» Stated task
Scan the data below. Pull out each line where "frac" occurs.

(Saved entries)

********

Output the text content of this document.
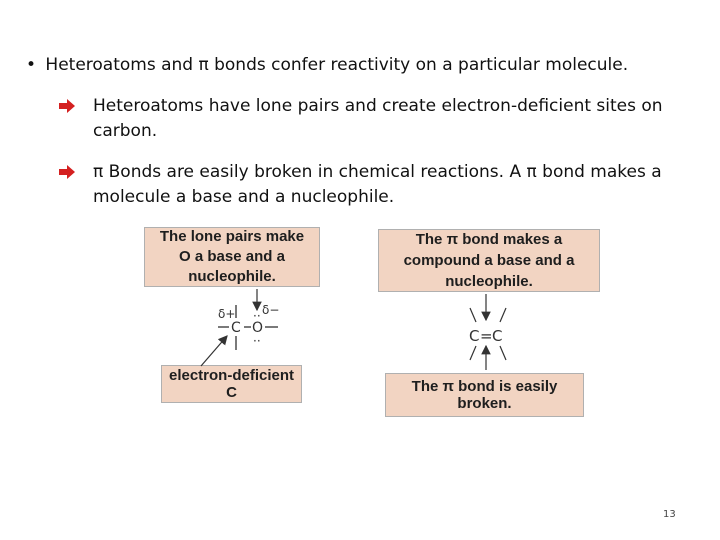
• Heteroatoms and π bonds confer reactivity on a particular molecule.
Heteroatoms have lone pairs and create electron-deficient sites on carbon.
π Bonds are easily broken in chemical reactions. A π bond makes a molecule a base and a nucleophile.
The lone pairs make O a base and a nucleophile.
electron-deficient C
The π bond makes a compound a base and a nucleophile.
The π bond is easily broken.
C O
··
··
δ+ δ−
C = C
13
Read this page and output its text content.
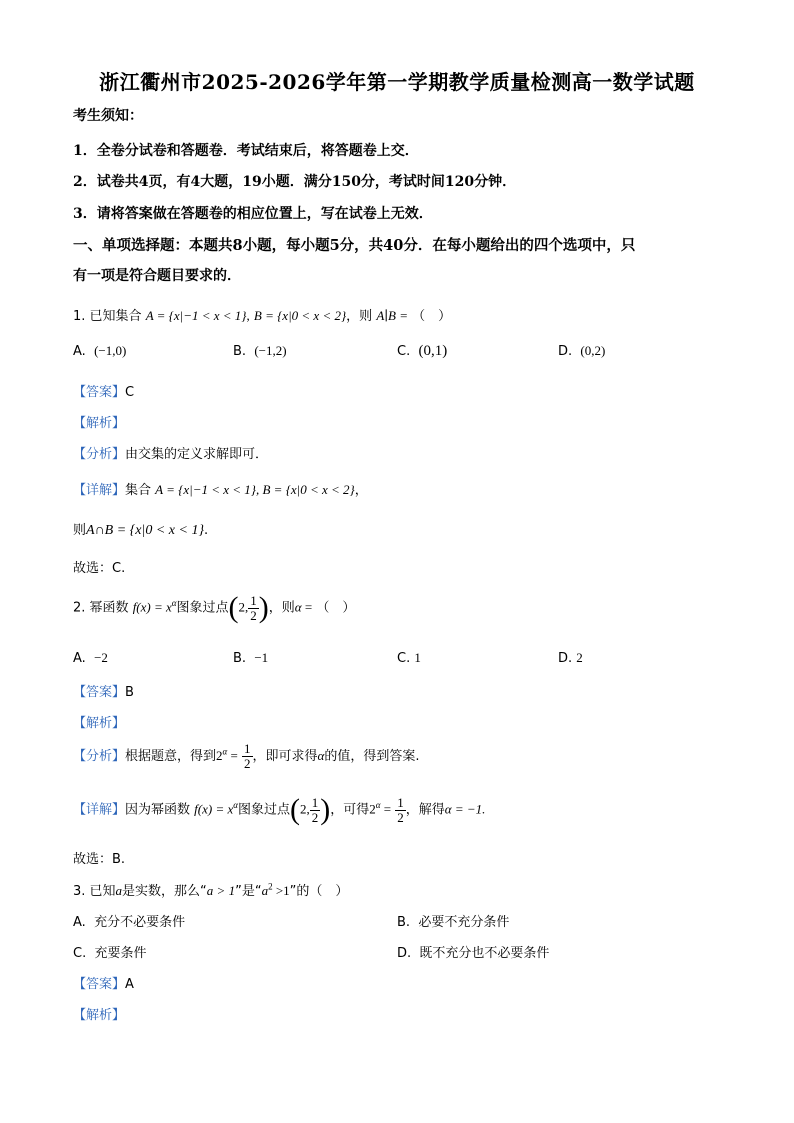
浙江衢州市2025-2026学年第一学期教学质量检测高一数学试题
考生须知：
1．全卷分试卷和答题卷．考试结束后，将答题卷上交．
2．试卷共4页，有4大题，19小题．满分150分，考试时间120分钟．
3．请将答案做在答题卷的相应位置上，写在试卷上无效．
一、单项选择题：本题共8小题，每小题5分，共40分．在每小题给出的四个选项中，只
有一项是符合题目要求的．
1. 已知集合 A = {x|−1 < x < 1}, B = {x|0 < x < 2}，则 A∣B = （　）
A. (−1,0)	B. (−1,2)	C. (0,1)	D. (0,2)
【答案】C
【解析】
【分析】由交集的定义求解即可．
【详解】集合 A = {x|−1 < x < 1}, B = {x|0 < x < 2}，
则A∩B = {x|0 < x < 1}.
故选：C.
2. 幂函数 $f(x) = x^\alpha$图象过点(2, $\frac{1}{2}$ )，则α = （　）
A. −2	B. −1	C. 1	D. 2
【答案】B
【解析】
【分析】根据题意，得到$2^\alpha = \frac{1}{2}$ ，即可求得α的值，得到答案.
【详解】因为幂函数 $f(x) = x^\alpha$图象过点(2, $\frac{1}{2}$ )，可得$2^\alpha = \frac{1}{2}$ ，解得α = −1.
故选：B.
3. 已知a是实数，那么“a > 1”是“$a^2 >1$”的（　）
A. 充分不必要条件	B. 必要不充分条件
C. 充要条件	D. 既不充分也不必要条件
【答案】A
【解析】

********

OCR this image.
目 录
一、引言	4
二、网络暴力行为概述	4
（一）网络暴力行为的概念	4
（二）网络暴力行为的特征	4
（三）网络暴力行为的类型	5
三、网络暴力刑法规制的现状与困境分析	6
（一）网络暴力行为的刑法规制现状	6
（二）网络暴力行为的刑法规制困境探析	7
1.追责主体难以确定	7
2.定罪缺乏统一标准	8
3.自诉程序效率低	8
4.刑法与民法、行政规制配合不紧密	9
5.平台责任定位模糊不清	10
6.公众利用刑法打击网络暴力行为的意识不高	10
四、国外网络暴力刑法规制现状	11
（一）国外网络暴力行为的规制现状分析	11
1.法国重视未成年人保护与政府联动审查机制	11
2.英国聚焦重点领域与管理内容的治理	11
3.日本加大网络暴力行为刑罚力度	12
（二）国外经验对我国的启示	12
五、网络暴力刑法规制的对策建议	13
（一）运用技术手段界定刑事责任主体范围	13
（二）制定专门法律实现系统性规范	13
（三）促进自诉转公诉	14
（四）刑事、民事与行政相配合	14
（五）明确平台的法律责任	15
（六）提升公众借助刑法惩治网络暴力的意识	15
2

********

» Problem solution
2. 幂函数 $f(x) = x^\alpha$图象过点(2, $\frac{1}{2}$ )，则α = （　）
【分析】根据题意，得到$2^\alpha = \frac{1}{2}$ ，即可求得α的值，得到答案.
【详解】因为幂函数 $f(x) = x^\alpha$图象过点(2, $\frac{1}{2}$ )，可得$2^\alpha = \frac{1}{2}$ ，解得α = −1.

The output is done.